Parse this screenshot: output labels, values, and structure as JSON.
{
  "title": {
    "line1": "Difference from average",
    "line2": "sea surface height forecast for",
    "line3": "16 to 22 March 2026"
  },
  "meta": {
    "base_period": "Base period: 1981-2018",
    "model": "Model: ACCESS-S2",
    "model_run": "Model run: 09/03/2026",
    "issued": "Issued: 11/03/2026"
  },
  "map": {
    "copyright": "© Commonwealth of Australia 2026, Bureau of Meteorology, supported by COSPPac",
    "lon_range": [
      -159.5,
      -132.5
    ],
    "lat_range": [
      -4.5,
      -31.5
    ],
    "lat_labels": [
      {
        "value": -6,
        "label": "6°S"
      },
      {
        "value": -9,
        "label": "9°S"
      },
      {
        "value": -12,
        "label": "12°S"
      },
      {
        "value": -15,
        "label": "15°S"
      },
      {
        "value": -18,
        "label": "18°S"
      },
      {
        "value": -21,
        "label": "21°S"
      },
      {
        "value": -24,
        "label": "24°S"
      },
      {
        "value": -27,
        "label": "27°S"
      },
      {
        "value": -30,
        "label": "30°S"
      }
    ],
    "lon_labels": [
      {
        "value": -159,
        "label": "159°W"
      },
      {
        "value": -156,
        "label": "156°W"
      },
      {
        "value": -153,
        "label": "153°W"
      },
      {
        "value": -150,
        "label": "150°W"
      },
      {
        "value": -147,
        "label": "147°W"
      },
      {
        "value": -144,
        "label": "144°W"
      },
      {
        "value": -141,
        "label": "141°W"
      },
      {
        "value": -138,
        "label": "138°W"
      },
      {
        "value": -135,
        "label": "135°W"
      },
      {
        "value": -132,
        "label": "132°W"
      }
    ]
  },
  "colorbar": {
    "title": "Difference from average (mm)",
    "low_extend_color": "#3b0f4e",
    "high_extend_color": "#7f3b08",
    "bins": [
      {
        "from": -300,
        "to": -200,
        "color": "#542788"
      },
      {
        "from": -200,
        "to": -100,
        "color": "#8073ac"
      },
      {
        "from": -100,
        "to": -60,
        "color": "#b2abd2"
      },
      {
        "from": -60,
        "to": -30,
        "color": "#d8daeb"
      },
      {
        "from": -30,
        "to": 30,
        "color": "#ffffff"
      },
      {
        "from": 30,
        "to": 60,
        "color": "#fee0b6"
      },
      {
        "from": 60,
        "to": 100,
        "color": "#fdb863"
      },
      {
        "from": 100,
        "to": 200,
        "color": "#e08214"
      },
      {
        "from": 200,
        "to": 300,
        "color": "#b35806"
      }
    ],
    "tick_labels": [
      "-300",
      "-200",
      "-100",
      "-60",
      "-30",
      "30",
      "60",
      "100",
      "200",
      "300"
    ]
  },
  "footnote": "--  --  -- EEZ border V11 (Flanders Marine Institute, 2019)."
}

* * * * * * *

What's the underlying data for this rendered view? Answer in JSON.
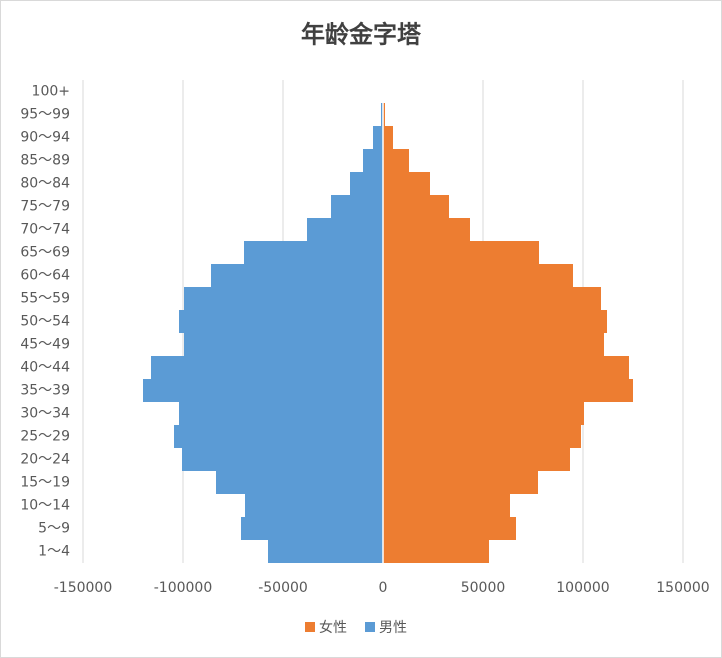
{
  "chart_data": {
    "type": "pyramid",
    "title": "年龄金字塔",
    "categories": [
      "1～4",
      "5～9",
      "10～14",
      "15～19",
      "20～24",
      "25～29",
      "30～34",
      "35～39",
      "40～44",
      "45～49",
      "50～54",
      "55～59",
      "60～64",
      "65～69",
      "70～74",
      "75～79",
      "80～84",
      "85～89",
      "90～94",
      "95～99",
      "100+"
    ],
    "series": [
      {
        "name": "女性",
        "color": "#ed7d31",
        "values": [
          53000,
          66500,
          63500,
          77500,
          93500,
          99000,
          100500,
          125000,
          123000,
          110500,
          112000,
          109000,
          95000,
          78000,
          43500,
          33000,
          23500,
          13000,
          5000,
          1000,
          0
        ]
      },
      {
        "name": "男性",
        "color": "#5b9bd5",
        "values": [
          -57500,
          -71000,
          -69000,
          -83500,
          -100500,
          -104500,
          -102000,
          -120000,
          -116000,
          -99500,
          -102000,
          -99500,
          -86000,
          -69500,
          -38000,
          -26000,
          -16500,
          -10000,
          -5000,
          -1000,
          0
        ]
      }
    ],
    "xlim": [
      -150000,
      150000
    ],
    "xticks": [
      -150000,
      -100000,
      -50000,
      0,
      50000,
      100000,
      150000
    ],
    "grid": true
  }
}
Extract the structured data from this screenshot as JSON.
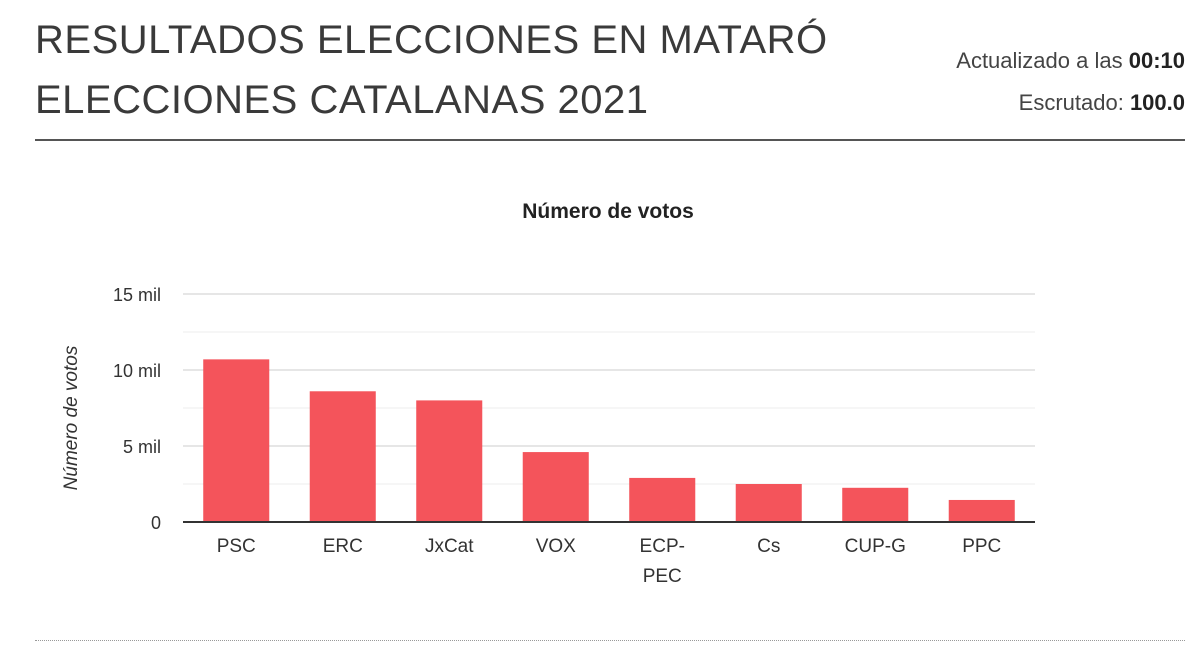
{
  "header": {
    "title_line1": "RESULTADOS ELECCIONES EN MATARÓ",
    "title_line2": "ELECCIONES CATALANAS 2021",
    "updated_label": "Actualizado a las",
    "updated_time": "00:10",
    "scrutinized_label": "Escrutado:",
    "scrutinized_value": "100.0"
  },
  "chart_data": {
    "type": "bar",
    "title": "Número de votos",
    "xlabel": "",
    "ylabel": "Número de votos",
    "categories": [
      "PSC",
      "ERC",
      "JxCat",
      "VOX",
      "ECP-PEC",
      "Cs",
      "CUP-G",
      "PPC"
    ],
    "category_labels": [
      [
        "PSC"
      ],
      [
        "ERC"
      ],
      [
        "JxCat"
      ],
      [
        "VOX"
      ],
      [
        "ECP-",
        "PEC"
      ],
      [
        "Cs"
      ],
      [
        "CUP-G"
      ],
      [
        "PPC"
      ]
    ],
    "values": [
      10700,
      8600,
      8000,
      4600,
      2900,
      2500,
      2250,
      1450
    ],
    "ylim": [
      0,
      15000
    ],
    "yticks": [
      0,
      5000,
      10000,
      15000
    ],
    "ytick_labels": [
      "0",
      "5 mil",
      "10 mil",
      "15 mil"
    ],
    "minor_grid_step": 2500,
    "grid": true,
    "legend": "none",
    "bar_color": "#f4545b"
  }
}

* * * * * * *

» **Exercise prompt**:
Tally every line of the data that holds the word "votos" and write the count alone.

» **Task answer**:
2